Records
^^^^^^^^
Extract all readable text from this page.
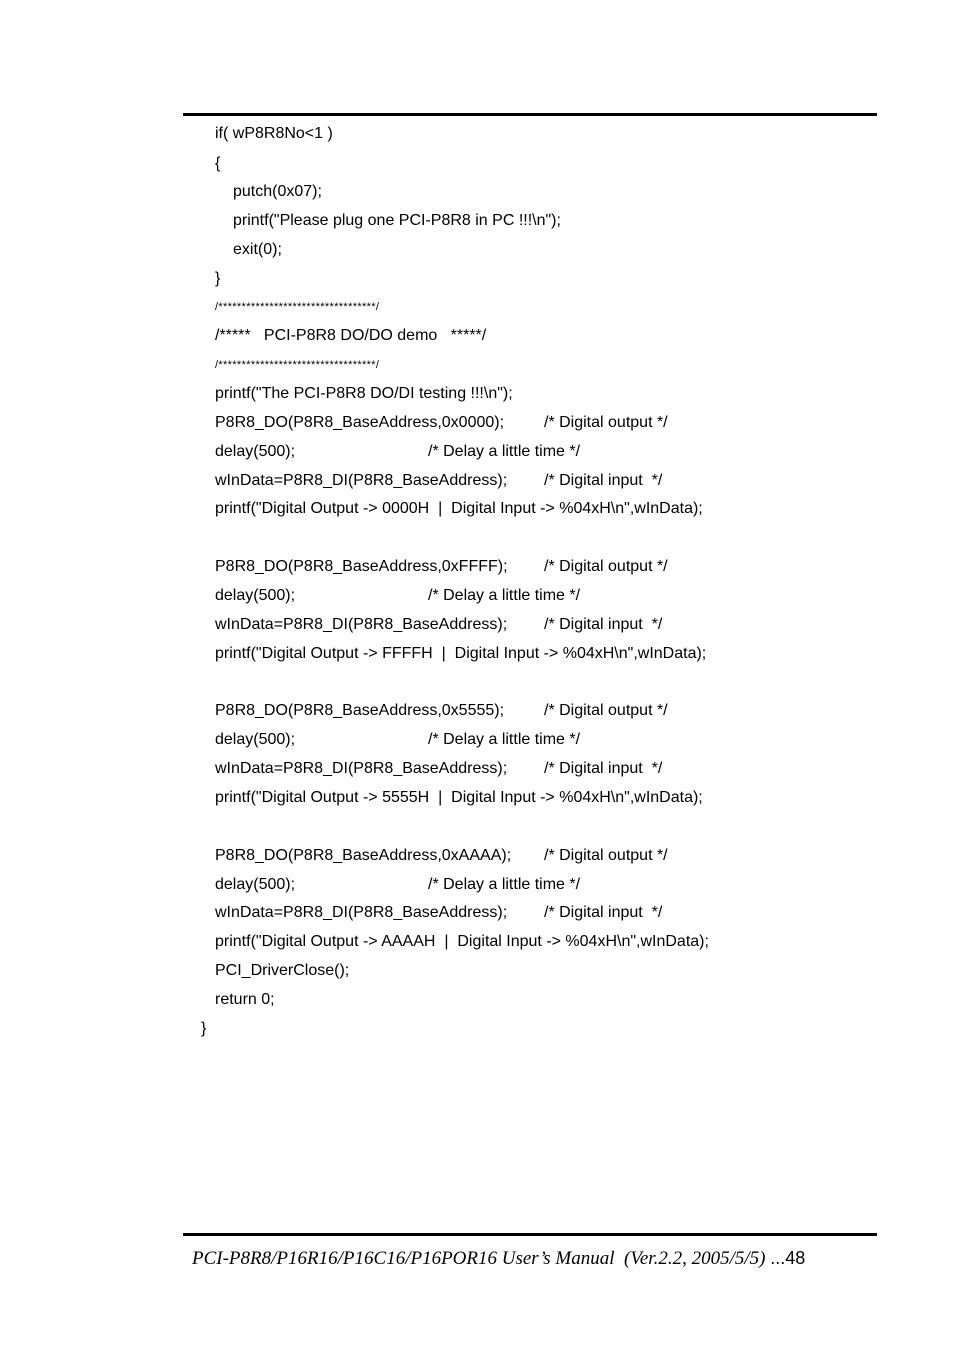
if( wP8R8No<1 )
{
putch(0x07);
printf("Please plug one PCI-P8R8 in PC !!!\n");
exit(0);
}
/**********************************/
/*****   PCI-P8R8 DO/DO demo   *****/
/**********************************/
printf("The PCI-P8R8 DO/DI testing !!!\n");
P8R8_DO(P8R8_BaseAddress,0x0000); /* Digital output */
delay(500);	/* Delay a little time */
wInData=P8R8_DI(P8R8_BaseAddress); /* Digital input  */
printf("Digital Output -> 0000H  |  Digital Input -> %04xH\n",wInData);
P8R8_DO(P8R8_BaseAddress,0xFFFF); /* Digital output */
delay(500);	/* Delay a little time */
wInData=P8R8_DI(P8R8_BaseAddress); /* Digital input  */
printf("Digital Output -> FFFFH  |  Digital Input -> %04xH\n",wInData);
P8R8_DO(P8R8_BaseAddress,0x5555); /* Digital output */
delay(500);	/* Delay a little time */
wInData=P8R8_DI(P8R8_BaseAddress); /* Digital input  */
printf("Digital Output -> 5555H  |  Digital Input -> %04xH\n",wInData);
P8R8_DO(P8R8_BaseAddress,0xAAAA); /* Digital output */
delay(500);	/* Delay a little time */
wInData=P8R8_DI(P8R8_BaseAddress); /* Digital input  */
printf("Digital Output -> AAAAH  |  Digital Input -> %04xH\n",wInData);
PCI_DriverClose();
return 0;
}
PCI-P8R8/P16R16/P16C16/P16POR16 User’s Manual  (Ver.2.2, 2005/5/5) ...48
^^^^^^^^
Produce an exact copy of each line of data, skipping embedded images.

Extract all readable text from this page.
if( wP8R8No<1 )
{
putch(0x07);
printf("Please plug one PCI-P8R8 in PC !!!\n");
exit(0);
}
/**********************************/
/*****   PCI-P8R8 DO/DO demo   *****/
/**********************************/
printf("The PCI-P8R8 DO/DI testing !!!\n");
P8R8_DO(P8R8_BaseAddress,0x0000); /* Digital output */
delay(500);	/* Delay a little time */
wInData=P8R8_DI(P8R8_BaseAddress); /* Digital input  */
printf("Digital Output -> 0000H  |  Digital Input -> %04xH\n",wInData);
P8R8_DO(P8R8_BaseAddress,0xFFFF); /* Digital output */
delay(500);	/* Delay a little time */
wInData=P8R8_DI(P8R8_BaseAddress); /* Digital input  */
printf("Digital Output -> FFFFH  |  Digital Input -> %04xH\n",wInData);
P8R8_DO(P8R8_BaseAddress,0x5555); /* Digital output */
delay(500);	/* Delay a little time */
wInData=P8R8_DI(P8R8_BaseAddress); /* Digital input  */
printf("Digital Output -> 5555H  |  Digital Input -> %04xH\n",wInData);
P8R8_DO(P8R8_BaseAddress,0xAAAA); /* Digital output */
delay(500);	/* Delay a little time */
wInData=P8R8_DI(P8R8_BaseAddress); /* Digital input  */
printf("Digital Output -> AAAAH  |  Digital Input -> %04xH\n",wInData);
PCI_DriverClose();
return 0;
}
PCI-P8R8/P16R16/P16C16/P16POR16 User’s Manual  (Ver.2.2, 2005/5/5) ...48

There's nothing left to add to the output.